§ WHAT YOU ARE ASKED TO DO: What is the number of lines holding the word "только"? Give that number alone.

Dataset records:
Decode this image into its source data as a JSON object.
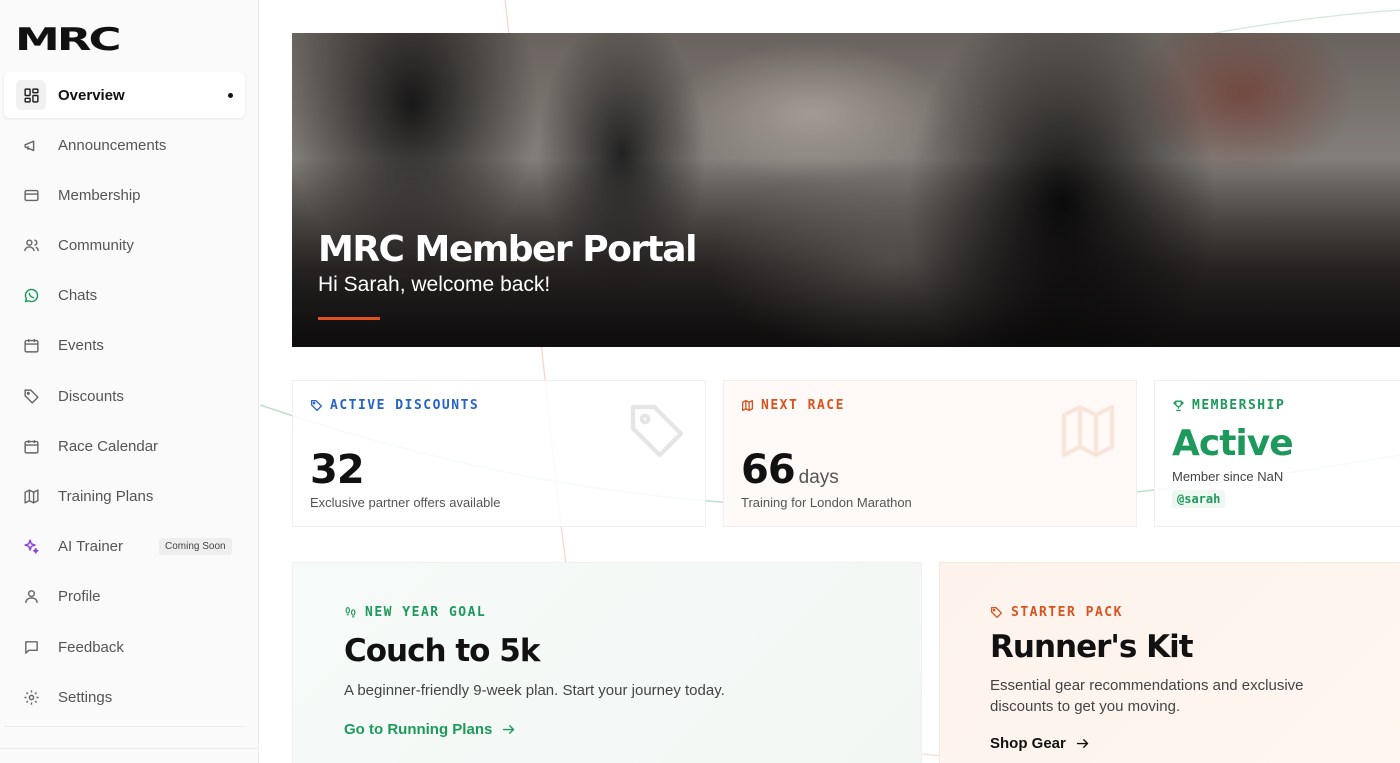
{
  "brand": {
    "logo_text": "MRC"
  },
  "sidebar": {
    "items": [
      {
        "label": "Overview",
        "icon": "grid-icon",
        "active": true
      },
      {
        "label": "Announcements",
        "icon": "megaphone-icon"
      },
      {
        "label": "Membership",
        "icon": "card-icon"
      },
      {
        "label": "Community",
        "icon": "users-icon"
      },
      {
        "label": "Chats",
        "icon": "whatsapp-icon"
      },
      {
        "label": "Events",
        "icon": "calendar-icon"
      },
      {
        "label": "Discounts",
        "icon": "tag-icon"
      },
      {
        "label": "Race Calendar",
        "icon": "calendar-days-icon"
      },
      {
        "label": "Training Plans",
        "icon": "map-icon"
      },
      {
        "label": "AI Trainer",
        "icon": "sparkles-icon",
        "badge": "Coming Soon"
      },
      {
        "label": "Profile",
        "icon": "user-icon"
      },
      {
        "label": "Feedback",
        "icon": "message-icon"
      },
      {
        "label": "Settings",
        "icon": "gear-icon"
      }
    ]
  },
  "hero": {
    "title": "MRC Member Portal",
    "subtitle": "Hi Sarah, welcome back!"
  },
  "stats": {
    "discounts": {
      "heading": "ACTIVE DISCOUNTS",
      "value": "32",
      "description": "Exclusive partner offers available"
    },
    "race": {
      "heading": "NEXT RACE",
      "value": "66",
      "unit": "days",
      "description": "Training for London Marathon"
    },
    "membership": {
      "heading": "MEMBERSHIP",
      "status": "Active",
      "since": "Member since NaN",
      "handle": "@sarah"
    }
  },
  "features": {
    "goal": {
      "heading": "NEW YEAR GOAL",
      "title": "Couch to 5k",
      "description": "A beginner-friendly 9-week plan. Start your journey today.",
      "link": "Go to Running Plans"
    },
    "kit": {
      "heading": "STARTER PACK",
      "title": "Runner's Kit",
      "description": "Essential gear recommendations and exclusive discounts to get you moving.",
      "link": "Shop Gear"
    }
  },
  "colors": {
    "accent_green": "#1d9a5b",
    "accent_orange": "#d9531e",
    "accent_blue": "#2563c9",
    "accent_purple": "#8b3fd9"
  }
}
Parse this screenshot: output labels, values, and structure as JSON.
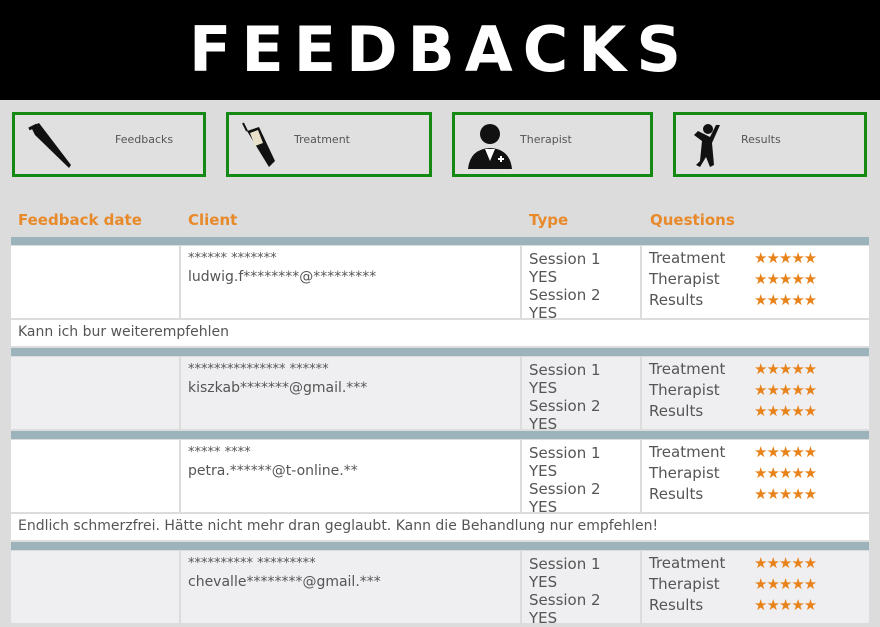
{
  "title": "FEEDBACKS",
  "nav": [
    {
      "label": "Feedbacks",
      "icon": "pen-icon"
    },
    {
      "label": "Treatment",
      "icon": "syringe-icon"
    },
    {
      "label": "Therapist",
      "icon": "doctor-icon"
    },
    {
      "label": "Results",
      "icon": "person-jumping-icon"
    }
  ],
  "columns": [
    "Feedback date",
    "Client",
    "Type",
    "Questions"
  ],
  "accent": "#e8892a",
  "rows": [
    {
      "date": "",
      "name": "****** *******",
      "email": "ludwig.f********@*********",
      "types": [
        "Session 1 YES",
        "Session 2 YES"
      ],
      "questions": [
        {
          "label": "Treatment",
          "stars": "★★★★★",
          "rating": 5
        },
        {
          "label": "Therapist",
          "stars": "★★★★★",
          "rating": 5
        },
        {
          "label": "Results",
          "stars": "★★★★★",
          "rating": 5
        }
      ],
      "comment": "Kann ich bur weiterempfehlen"
    },
    {
      "date": "",
      "name": "*************** ******",
      "email": "kiszkab*******@gmail.***",
      "types": [
        "Session 1 YES",
        "Session 2 YES"
      ],
      "questions": [
        {
          "label": "Treatment",
          "stars": "★★★★★",
          "rating": 5
        },
        {
          "label": "Therapist",
          "stars": "★★★★★",
          "rating": 5
        },
        {
          "label": "Results",
          "stars": "★★★★★",
          "rating": 5
        }
      ]
    },
    {
      "date": "",
      "name": "***** ****",
      "email": "petra.******@t-online.**",
      "types": [
        "Session 1 YES",
        "Session 2 YES"
      ],
      "questions": [
        {
          "label": "Treatment",
          "stars": "★★★★★",
          "rating": 5
        },
        {
          "label": "Therapist",
          "stars": "★★★★★",
          "rating": 5
        },
        {
          "label": "Results",
          "stars": "★★★★★",
          "rating": 5
        }
      ],
      "comment": "Endlich schmerzfrei. Hätte nicht mehr dran geglaubt. Kann die Behandlung nur empfehlen!"
    },
    {
      "date": "",
      "name": "********** *********",
      "email": "chevalle********@gmail.***",
      "types": [
        "Session 1 YES",
        "Session 2 YES"
      ],
      "questions": [
        {
          "label": "Treatment",
          "stars": "★★★★★",
          "rating": 5
        },
        {
          "label": "Therapist",
          "stars": "★★★★★",
          "rating": 5
        },
        {
          "label": "Results",
          "stars": "★★★★★",
          "rating": 5
        }
      ]
    }
  ]
}
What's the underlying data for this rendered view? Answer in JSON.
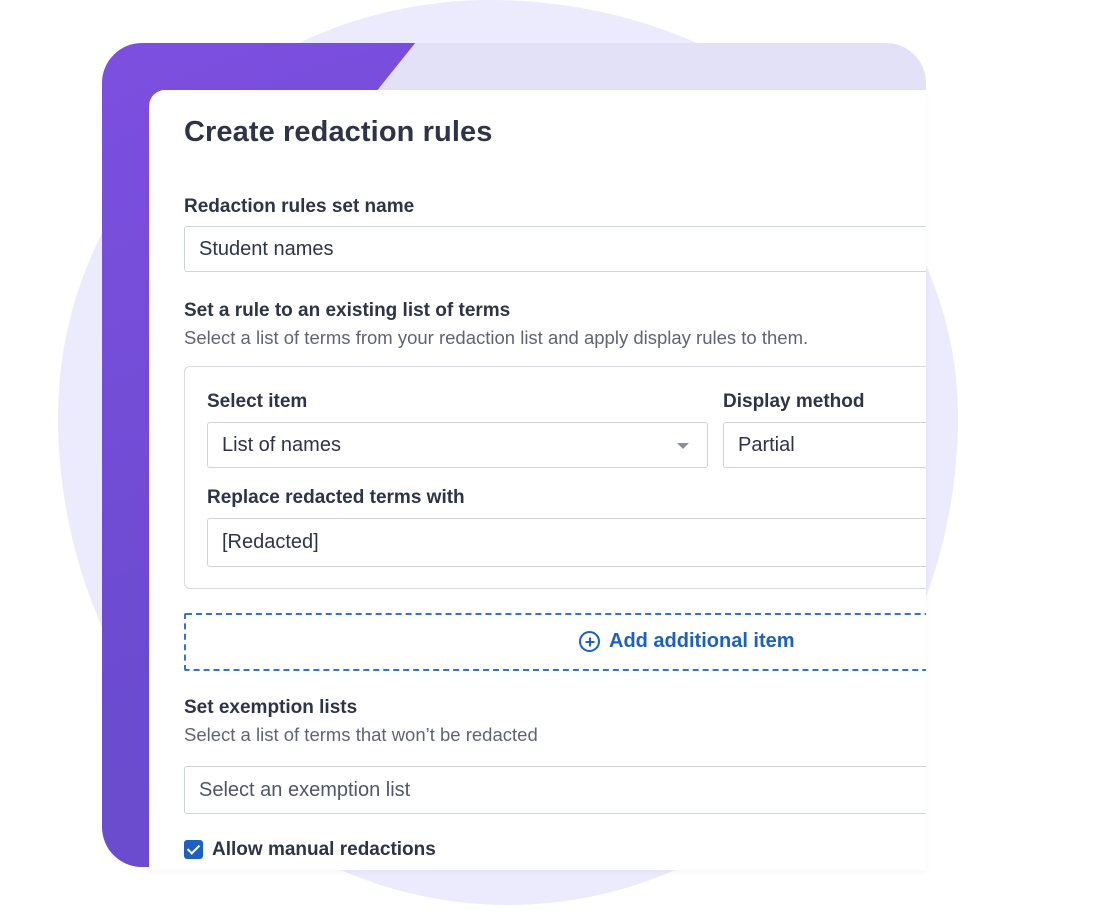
{
  "title": "Create redaction rules",
  "rules_set": {
    "label": "Redaction rules set name",
    "value": "Student names"
  },
  "existing_list": {
    "label": "Set a rule to an existing list of terms",
    "hint": "Select a list of terms from your redaction list and apply display rules to them."
  },
  "rule_item": {
    "select_label": "Select item",
    "select_value": "List of names",
    "display_label": "Display method",
    "display_value": "Partial",
    "replace_label": "Replace redacted terms with",
    "replace_value": "[Redacted]"
  },
  "add_item": {
    "label": "Add additional item",
    "icon": "plus-circle-icon"
  },
  "exemption": {
    "label": "Set exemption lists",
    "hint": "Select a list of terms that won’t be redacted",
    "placeholder": "Select an exemption list"
  },
  "manual": {
    "label": "Allow manual redactions",
    "checked": true
  },
  "colors": {
    "accent": "#1d5fc4",
    "purple": "#6b4bcf",
    "lavender": "#eceafd"
  }
}
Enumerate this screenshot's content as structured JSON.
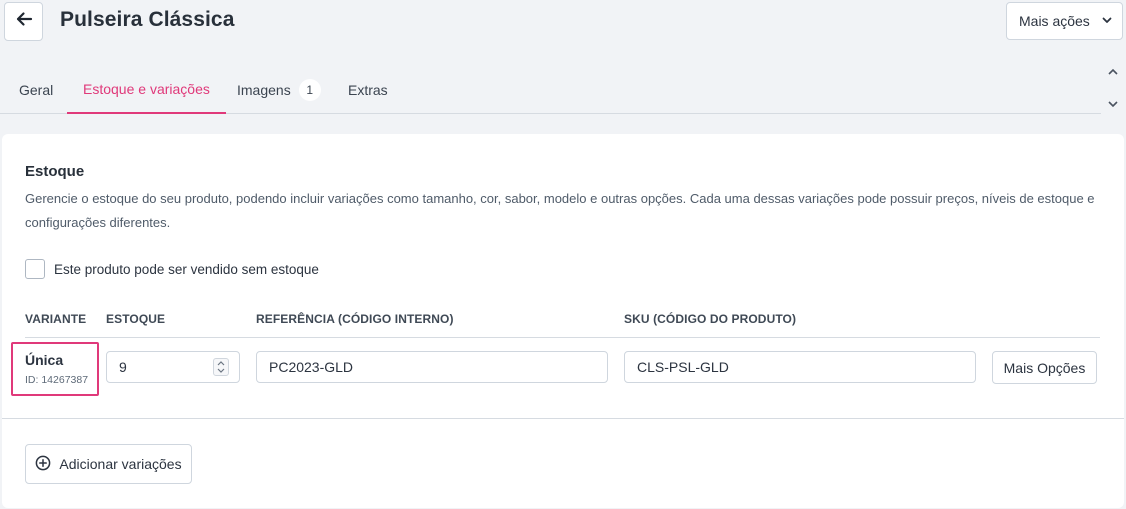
{
  "header": {
    "back_icon": "arrow-left-icon",
    "title": "Pulseira Clássica",
    "more_actions_label": "Mais ações",
    "more_actions_icon": "chevron-down-icon"
  },
  "tabs": [
    {
      "label": "Geral",
      "active": false
    },
    {
      "label": "Estoque e variações",
      "active": true
    },
    {
      "label": "Imagens",
      "badge": "1",
      "active": false
    },
    {
      "label": "Extras",
      "active": false
    }
  ],
  "stock": {
    "title": "Estoque",
    "description": "Gerencie o estoque do seu produto, podendo incluir variações como tamanho, cor, sabor, modelo e outras opções. Cada uma dessas variações pode possuir preços, níveis de estoque e configurações diferentes.",
    "sell_without_stock_label": "Este produto pode ser vendido sem estoque",
    "sell_without_stock_checked": false
  },
  "table": {
    "headers": {
      "variant": "VARIANTE",
      "stock": "ESTOQUE",
      "reference": "REFERÊNCIA (CÓDIGO INTERNO)",
      "sku": "SKU (CÓDIGO DO PRODUTO)"
    },
    "rows": [
      {
        "variant_name": "Única",
        "variant_id": "ID: 14267387",
        "stock": "9",
        "reference": "PC2023-GLD",
        "sku": "CLS-PSL-GLD",
        "more_options_label": "Mais Opções"
      }
    ]
  },
  "add_variations_label": "Adicionar variações",
  "add_variations_icon": "plus-circle-icon",
  "colors": {
    "accent": "#e0397a",
    "background": "#f1f3f6",
    "card": "#ffffff",
    "border": "#cfd6de"
  }
}
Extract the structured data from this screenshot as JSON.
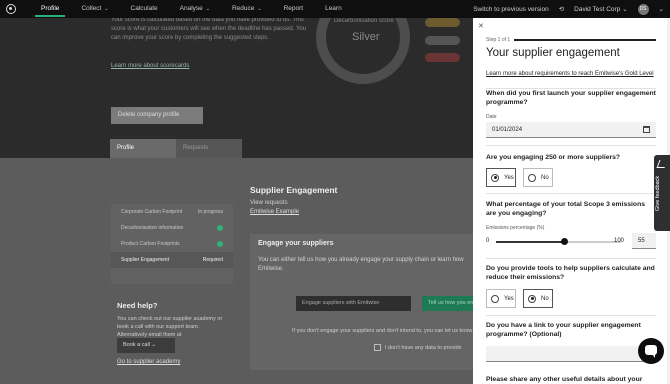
{
  "nav": {
    "items": [
      {
        "label": "Profile",
        "active": true,
        "dropdown": false
      },
      {
        "label": "Collect",
        "active": false,
        "dropdown": true
      },
      {
        "label": "Calculate",
        "active": false,
        "dropdown": false
      },
      {
        "label": "Analyse",
        "active": false,
        "dropdown": true
      },
      {
        "label": "Reduce",
        "active": false,
        "dropdown": true
      },
      {
        "label": "Report",
        "active": false,
        "dropdown": false
      },
      {
        "label": "Learn",
        "active": false,
        "dropdown": false
      }
    ],
    "switch_label": "Switch to previous version",
    "company": "David Test Corp",
    "avatar_initials": "DS"
  },
  "background": {
    "score_text": "Your score is calculated based on the data you have provided to us. This score is what your customers will see when the deadline has passed. You can improve your score by completing the suggested steps.",
    "scorecards_link": "Learn more about scorecards",
    "gauge_label": "Decarbonisation score",
    "gauge_value": "Silver",
    "delete_button": "Delete company profile",
    "tabs": [
      "Profile",
      "Requests"
    ],
    "progress_items": [
      {
        "label": "Corporate Carbon Footprint",
        "status": "In progress"
      },
      {
        "label": "Decarbonisation information",
        "status": ""
      },
      {
        "label": "Product Carbon Footprints",
        "status": ""
      },
      {
        "label": "Supplier Engagement",
        "status": "Required"
      }
    ],
    "help_title": "Need help?",
    "help_text": "You can check out our supplier academy or book a call with our support team. Alternatively email them at support@emitwise.com",
    "call_button": "Book a call",
    "academy_link": "Go to supplier academy",
    "se_title": "Supplier Engagement",
    "se_sub": "View requests",
    "se_link": "Emitwise Example",
    "engage_title": "Engage your suppliers",
    "engage_text": "You can either tell us how you already engage your supply chain or learn how Emitwise.",
    "engage_button": "Engage suppliers with Emitwise",
    "tell_button": "Tell us how you engage",
    "nodata_text": "If you don't engage your suppliers and don't intend to, you can let us know",
    "nodata_check": "I don't have any data to provide"
  },
  "panel": {
    "step": "Step 1 of 1",
    "title": "Your supplier engagement",
    "gold_link": "Learn more about requirements to reach Emitwise's Gold Level",
    "q1": "When did you first launch your supplier engagement programme?",
    "date_label": "Date",
    "date_value": "01/01/2024",
    "q2": "Are you engaging 250 or more suppliers?",
    "q2_answer": "Yes",
    "yes_label": "Yes",
    "no_label": "No",
    "q3": "What percentage of your total Scope 3 emissions are you engaging?",
    "emissions_label": "Emissions percentage (%)",
    "slider_min": "0",
    "slider_max": "100",
    "slider_value": "55",
    "slider_fraction": 0.55,
    "q4": "Do you provide tools to help suppliers calculate and reduce their emissions?",
    "q4_answer": "No",
    "q5": "Do you have a link to your supplier engagement programme? (Optional)",
    "q6": "Please share any other useful details about your"
  },
  "feedback": {
    "label": "Give feedback"
  },
  "colors": {
    "accent": "#2db37a",
    "nav_bg": "#0f0f10"
  }
}
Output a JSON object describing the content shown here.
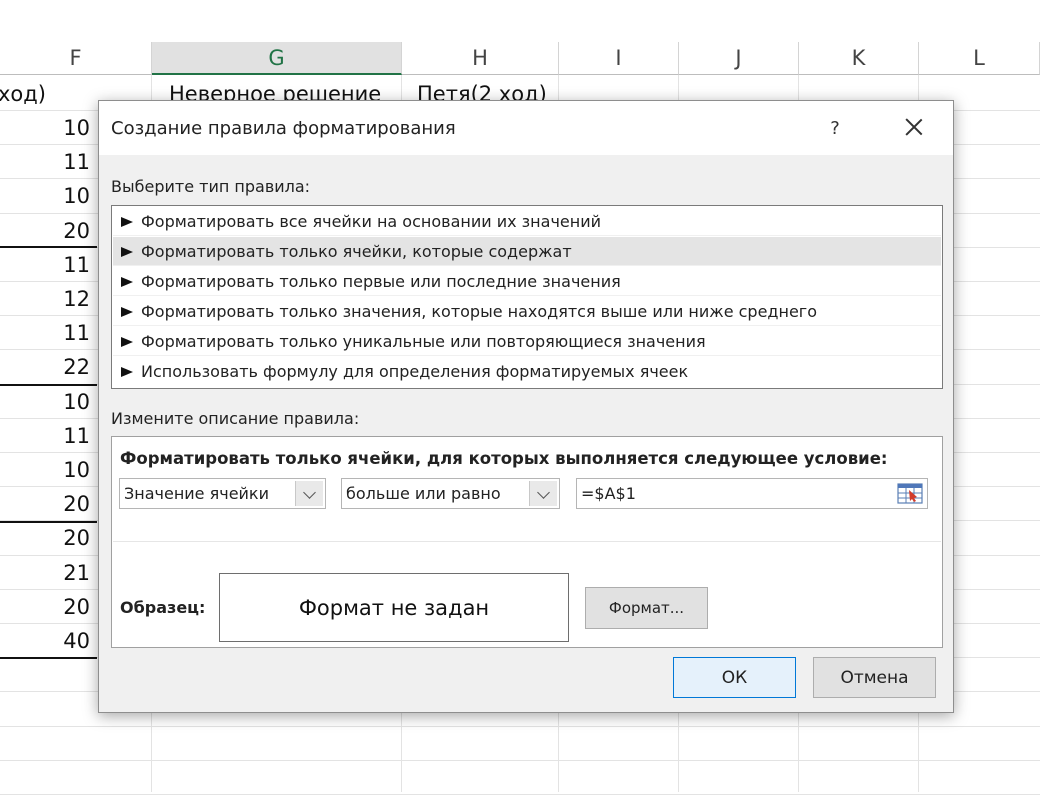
{
  "sheet": {
    "columns": [
      "F",
      "G",
      "H",
      "I",
      "J",
      "K",
      "L"
    ],
    "selected_column": "G",
    "row1_f": "ход)",
    "row1_g": "Неверное решение",
    "row1_h": "Петя(2 ход)",
    "f_values": [
      "10",
      "11",
      "10",
      "20",
      "11",
      "12",
      "11",
      "22",
      "10",
      "11",
      "10",
      "20",
      "20",
      "21",
      "20",
      "40"
    ]
  },
  "dialog": {
    "title": "Создание правила форматирования",
    "help": "?",
    "select_rule_label": "Выберите тип правила:",
    "rules": [
      "Форматировать все ячейки на основании их значений",
      "Форматировать только ячейки, которые содержат",
      "Форматировать только первые или последние значения",
      "Форматировать только значения, которые находятся выше или ниже среднего",
      "Форматировать только уникальные или повторяющиеся значения",
      "Использовать формулу для определения форматируемых ячеек"
    ],
    "selected_rule_index": 1,
    "edit_desc_label": "Измените описание правила:",
    "condition_heading": "Форматировать только ячейки, для которых выполняется следующее условие:",
    "combo1_value": "Значение ячейки",
    "combo2_value": "больше или равно",
    "formula_value": "=$A$1",
    "preview_label": "Образец:",
    "preview_text": "Формат не задан",
    "format_button": "Формат...",
    "ok_button": "ОК",
    "cancel_button": "Отмена"
  },
  "colors": {
    "selected_column_accent": "#217346",
    "ok_border": "#0078d7"
  }
}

§ EXERCISE ANSWER: 5